= Goal =
Copy only the lines from the one containing "Read all visible content and emit it as JSON." through the final line of the records below, exactly as written, with no pictures.

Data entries
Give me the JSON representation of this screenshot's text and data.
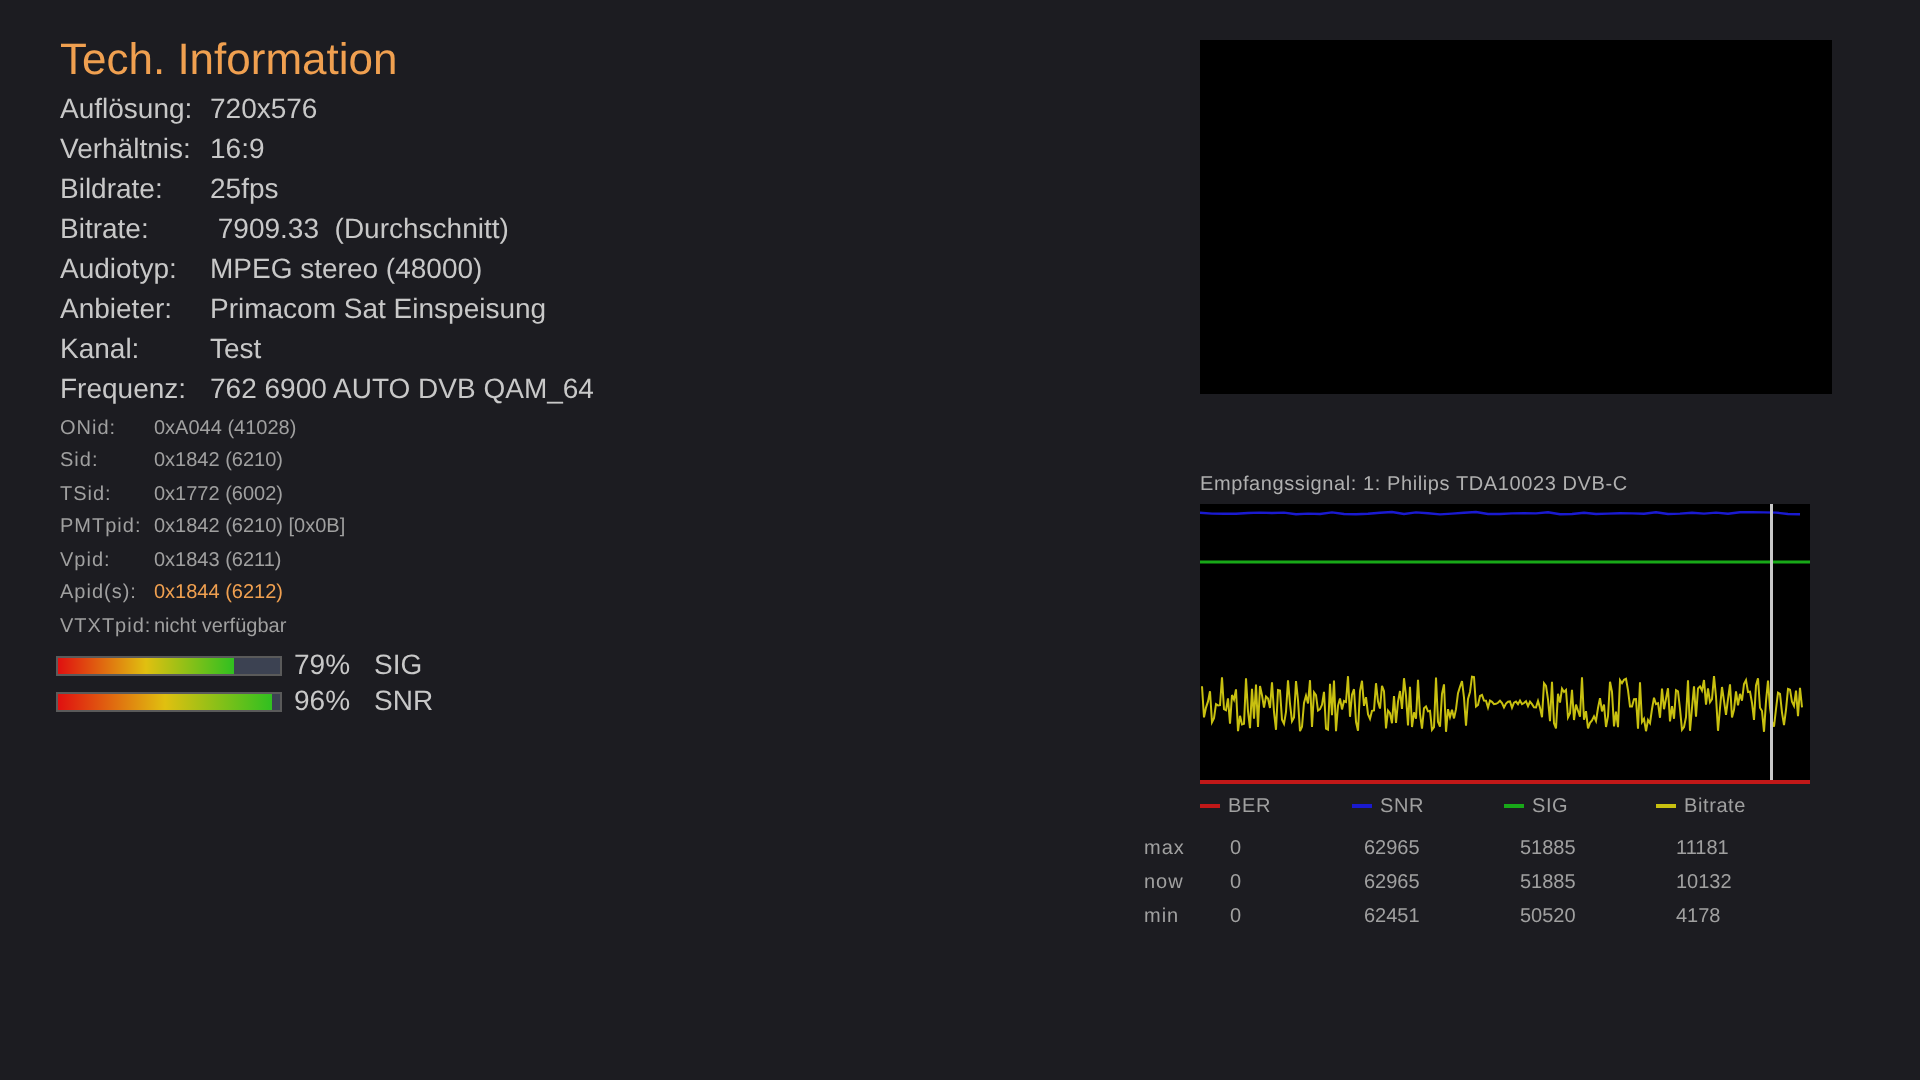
{
  "title": "Tech. Information",
  "info": [
    {
      "label": "Auflösung:",
      "value": "720x576"
    },
    {
      "label": "Verhältnis:",
      "value": "16:9"
    },
    {
      "label": "Bildrate:",
      "value": "25fps"
    },
    {
      "label": "Bitrate:",
      "value": " 7909.33  (Durchschnitt)"
    },
    {
      "label": "Audiotyp:",
      "value": "MPEG stereo (48000)"
    },
    {
      "label": "Anbieter:",
      "value": "Primacom Sat Einspeisung"
    },
    {
      "label": "Kanal:",
      "value": "Test"
    },
    {
      "label": "Frequenz:",
      "value": "762 6900 AUTO DVB QAM_64"
    }
  ],
  "pids": [
    {
      "label": "ONid:",
      "value": "0xA044 (41028)",
      "highlight": false
    },
    {
      "label": "Sid:",
      "value": "0x1842 (6210)",
      "highlight": false
    },
    {
      "label": "TSid:",
      "value": "0x1772 (6002)",
      "highlight": false
    },
    {
      "label": "PMTpid:",
      "value": "0x1842 (6210) [0x0B]",
      "highlight": false
    },
    {
      "label": "Vpid:",
      "value": "0x1843 (6211)",
      "highlight": false
    },
    {
      "label": "Apid(s):",
      "value": "0x1844 (6212)",
      "highlight": true
    },
    {
      "label": "VTXTpid:",
      "value": "nicht verfügbar",
      "highlight": false
    }
  ],
  "meters": [
    {
      "level": 0.79,
      "percent": "79%",
      "label": "SIG"
    },
    {
      "level": 0.96,
      "percent": "96%",
      "label": "SNR"
    }
  ],
  "graph": {
    "title": "Empfangssignal: 1: Philips TDA10023 DVB-C",
    "legend": [
      {
        "label": "BER",
        "color": "#c01818"
      },
      {
        "label": "SNR",
        "color": "#1a1ad0"
      },
      {
        "label": "SIG",
        "color": "#18a818"
      },
      {
        "label": "Bitrate",
        "color": "#c8c010"
      }
    ],
    "stats": [
      {
        "label": "max",
        "values": [
          "0",
          "62965",
          "51885",
          "11181"
        ]
      },
      {
        "label": "now",
        "values": [
          "0",
          "62965",
          "51885",
          "10132"
        ]
      },
      {
        "label": "min",
        "values": [
          "0",
          "62451",
          "50520",
          "4178"
        ]
      }
    ]
  }
}
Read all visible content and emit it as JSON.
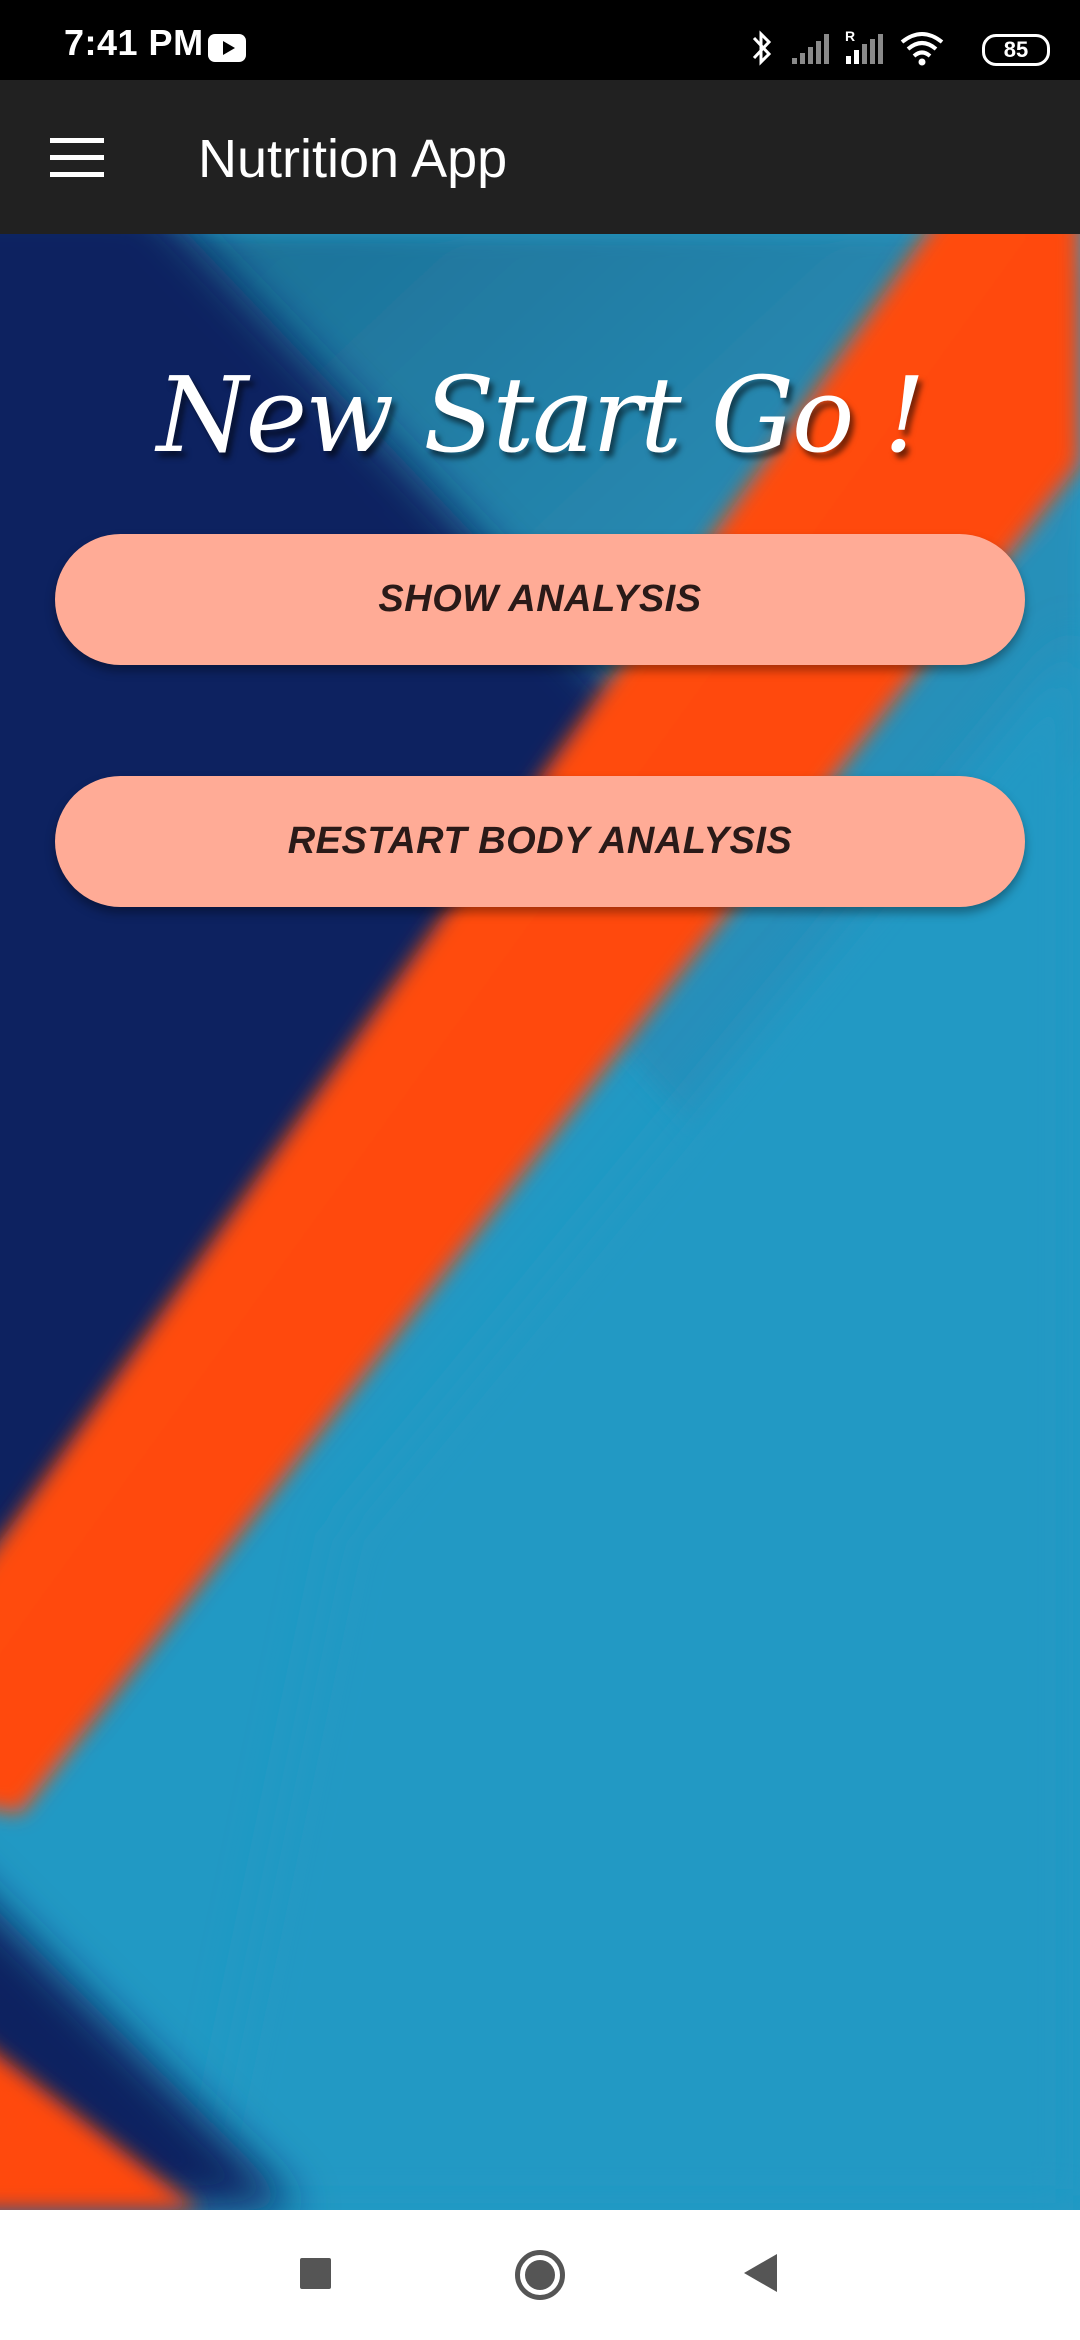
{
  "status_bar": {
    "time": "7:41 PM",
    "battery": "85",
    "icons": [
      "youtube-icon",
      "bluetooth-icon",
      "signal-icon",
      "roaming-signal-icon",
      "wifi-icon",
      "battery-icon"
    ]
  },
  "app_bar": {
    "title": "Nutrition App",
    "menu_icon": "hamburger-menu-icon"
  },
  "main": {
    "headline": "New Start Go !",
    "buttons": {
      "show_analysis": "SHOW ANALYSIS",
      "restart_body_analysis": "RESTART BODY ANALYSIS"
    }
  },
  "nav_bar": {
    "icons": [
      "recents-icon",
      "home-icon",
      "back-icon"
    ]
  },
  "colors": {
    "status_bar": "#000000",
    "app_bar": "#212121",
    "button_fill": "#ffab96",
    "button_text": "#2a1a18",
    "background_blue": "#2199c4",
    "background_navy": "#0b2160",
    "background_orange": "#ff4a0a"
  }
}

= Solved problem =
Read all visible content and emit it as JSON.
{
  "status_bar": {
    "time": "7:41 PM",
    "battery": "85",
    "icons": [
      "youtube-icon",
      "bluetooth-icon",
      "signal-icon",
      "roaming-signal-icon",
      "wifi-icon",
      "battery-icon"
    ]
  },
  "app_bar": {
    "title": "Nutrition App",
    "menu_icon": "hamburger-menu-icon"
  },
  "main": {
    "headline": "New Start Go !",
    "buttons": {
      "show_analysis": "SHOW ANALYSIS",
      "restart_body_analysis": "RESTART BODY ANALYSIS"
    }
  },
  "nav_bar": {
    "icons": [
      "recents-icon",
      "home-icon",
      "back-icon"
    ]
  },
  "colors": {
    "status_bar": "#000000",
    "app_bar": "#212121",
    "button_fill": "#ffab96",
    "button_text": "#2a1a18",
    "background_blue": "#2199c4",
    "background_navy": "#0b2160",
    "background_orange": "#ff4a0a"
  }
}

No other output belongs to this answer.